GIVEN TASK -
Wherever "ohlc" appears in a line, copy that line.

Source data
________

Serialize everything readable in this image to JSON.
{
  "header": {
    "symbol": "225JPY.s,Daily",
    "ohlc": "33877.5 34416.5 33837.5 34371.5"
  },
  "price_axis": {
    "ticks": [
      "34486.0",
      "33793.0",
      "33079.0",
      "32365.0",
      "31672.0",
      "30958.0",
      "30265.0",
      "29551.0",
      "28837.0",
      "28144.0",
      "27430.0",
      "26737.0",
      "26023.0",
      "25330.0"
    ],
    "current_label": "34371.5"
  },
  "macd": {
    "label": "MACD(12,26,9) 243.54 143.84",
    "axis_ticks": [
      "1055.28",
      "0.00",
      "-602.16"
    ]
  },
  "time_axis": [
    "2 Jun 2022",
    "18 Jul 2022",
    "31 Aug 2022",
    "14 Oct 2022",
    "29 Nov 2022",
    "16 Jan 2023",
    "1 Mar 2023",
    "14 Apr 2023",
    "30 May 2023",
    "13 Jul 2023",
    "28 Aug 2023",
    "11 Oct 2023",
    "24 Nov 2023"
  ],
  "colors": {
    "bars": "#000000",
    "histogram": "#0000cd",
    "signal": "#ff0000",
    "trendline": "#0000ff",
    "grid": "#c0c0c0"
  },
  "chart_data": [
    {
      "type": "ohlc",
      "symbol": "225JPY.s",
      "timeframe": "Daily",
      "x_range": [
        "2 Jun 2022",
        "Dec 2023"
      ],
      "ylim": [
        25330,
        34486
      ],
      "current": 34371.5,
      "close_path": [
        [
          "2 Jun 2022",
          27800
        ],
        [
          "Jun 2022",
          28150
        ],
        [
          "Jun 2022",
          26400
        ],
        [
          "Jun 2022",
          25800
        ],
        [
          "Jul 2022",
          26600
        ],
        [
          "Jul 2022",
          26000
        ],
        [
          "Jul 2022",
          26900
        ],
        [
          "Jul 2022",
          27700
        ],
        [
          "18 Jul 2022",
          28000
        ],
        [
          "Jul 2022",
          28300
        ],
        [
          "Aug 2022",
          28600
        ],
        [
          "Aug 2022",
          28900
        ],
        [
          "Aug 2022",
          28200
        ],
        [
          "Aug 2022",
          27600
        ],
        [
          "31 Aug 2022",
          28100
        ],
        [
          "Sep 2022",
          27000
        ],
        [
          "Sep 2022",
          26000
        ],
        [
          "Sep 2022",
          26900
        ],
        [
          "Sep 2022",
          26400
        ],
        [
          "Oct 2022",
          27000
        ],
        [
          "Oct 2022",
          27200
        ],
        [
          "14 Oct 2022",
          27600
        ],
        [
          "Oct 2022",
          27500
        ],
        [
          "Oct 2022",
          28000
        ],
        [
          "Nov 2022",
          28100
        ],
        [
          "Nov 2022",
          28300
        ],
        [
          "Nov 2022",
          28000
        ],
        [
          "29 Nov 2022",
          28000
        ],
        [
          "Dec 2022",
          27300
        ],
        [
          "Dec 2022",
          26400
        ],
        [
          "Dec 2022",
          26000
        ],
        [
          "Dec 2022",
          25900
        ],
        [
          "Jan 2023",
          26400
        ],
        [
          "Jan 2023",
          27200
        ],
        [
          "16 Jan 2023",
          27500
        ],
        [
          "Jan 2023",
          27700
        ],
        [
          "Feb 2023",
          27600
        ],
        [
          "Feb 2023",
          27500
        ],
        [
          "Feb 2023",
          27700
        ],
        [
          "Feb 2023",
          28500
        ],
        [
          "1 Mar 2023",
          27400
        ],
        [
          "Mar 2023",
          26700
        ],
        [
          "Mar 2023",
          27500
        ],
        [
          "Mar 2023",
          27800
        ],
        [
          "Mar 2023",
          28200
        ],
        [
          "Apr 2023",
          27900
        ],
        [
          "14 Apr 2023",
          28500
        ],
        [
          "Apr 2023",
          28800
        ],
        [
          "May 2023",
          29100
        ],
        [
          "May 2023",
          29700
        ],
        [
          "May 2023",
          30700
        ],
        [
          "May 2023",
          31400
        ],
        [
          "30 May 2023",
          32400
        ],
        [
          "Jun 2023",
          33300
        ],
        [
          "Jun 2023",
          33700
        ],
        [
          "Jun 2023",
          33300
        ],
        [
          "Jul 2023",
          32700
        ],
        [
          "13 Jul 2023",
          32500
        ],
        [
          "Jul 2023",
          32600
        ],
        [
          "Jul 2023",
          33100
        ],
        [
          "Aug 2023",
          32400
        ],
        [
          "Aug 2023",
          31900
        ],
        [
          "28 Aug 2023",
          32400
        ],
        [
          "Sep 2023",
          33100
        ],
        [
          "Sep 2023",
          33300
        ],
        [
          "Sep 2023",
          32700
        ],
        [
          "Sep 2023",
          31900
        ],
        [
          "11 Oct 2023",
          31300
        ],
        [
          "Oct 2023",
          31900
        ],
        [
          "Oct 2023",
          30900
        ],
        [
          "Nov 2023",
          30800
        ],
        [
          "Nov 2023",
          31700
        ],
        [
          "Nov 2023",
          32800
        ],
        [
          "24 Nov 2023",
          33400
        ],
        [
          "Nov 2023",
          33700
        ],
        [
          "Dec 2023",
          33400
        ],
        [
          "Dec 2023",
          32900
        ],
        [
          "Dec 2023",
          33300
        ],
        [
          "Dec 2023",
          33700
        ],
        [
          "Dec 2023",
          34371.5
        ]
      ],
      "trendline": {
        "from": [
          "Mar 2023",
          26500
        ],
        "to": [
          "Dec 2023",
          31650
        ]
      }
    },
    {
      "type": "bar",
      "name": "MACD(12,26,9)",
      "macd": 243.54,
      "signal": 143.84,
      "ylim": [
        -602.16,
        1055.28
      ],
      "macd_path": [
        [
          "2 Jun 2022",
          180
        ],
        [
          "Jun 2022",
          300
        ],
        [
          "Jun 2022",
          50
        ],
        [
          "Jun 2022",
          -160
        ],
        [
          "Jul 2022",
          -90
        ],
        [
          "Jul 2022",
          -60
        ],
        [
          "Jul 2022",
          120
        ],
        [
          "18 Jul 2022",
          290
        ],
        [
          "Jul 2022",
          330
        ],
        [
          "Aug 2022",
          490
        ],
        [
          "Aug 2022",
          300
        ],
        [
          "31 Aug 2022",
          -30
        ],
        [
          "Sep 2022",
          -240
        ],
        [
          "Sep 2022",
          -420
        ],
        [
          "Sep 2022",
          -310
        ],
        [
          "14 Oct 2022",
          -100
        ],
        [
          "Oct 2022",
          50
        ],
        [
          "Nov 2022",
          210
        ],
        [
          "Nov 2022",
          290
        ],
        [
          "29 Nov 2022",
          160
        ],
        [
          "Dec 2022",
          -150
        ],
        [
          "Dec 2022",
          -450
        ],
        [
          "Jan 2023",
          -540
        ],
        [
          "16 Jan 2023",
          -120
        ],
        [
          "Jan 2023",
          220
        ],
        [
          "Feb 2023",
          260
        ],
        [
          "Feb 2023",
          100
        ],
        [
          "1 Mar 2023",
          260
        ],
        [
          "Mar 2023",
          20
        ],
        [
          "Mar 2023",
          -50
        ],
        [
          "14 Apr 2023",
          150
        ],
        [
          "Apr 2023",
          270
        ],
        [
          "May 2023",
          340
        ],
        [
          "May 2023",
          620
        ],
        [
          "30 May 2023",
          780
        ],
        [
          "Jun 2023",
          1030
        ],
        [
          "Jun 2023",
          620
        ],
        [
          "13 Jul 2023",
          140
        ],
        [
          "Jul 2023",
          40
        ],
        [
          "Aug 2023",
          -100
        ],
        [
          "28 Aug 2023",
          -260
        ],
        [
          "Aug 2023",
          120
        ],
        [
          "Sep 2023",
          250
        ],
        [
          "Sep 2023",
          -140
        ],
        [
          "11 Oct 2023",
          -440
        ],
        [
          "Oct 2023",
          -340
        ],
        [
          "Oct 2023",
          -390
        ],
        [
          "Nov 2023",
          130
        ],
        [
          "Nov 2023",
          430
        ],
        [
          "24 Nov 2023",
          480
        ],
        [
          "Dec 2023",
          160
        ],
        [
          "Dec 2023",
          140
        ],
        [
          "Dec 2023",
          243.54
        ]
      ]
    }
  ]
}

________

REPLY -
    "ohlc": "33877.5 34416.5 33837.5 34371.5"
      "type": "ohlc",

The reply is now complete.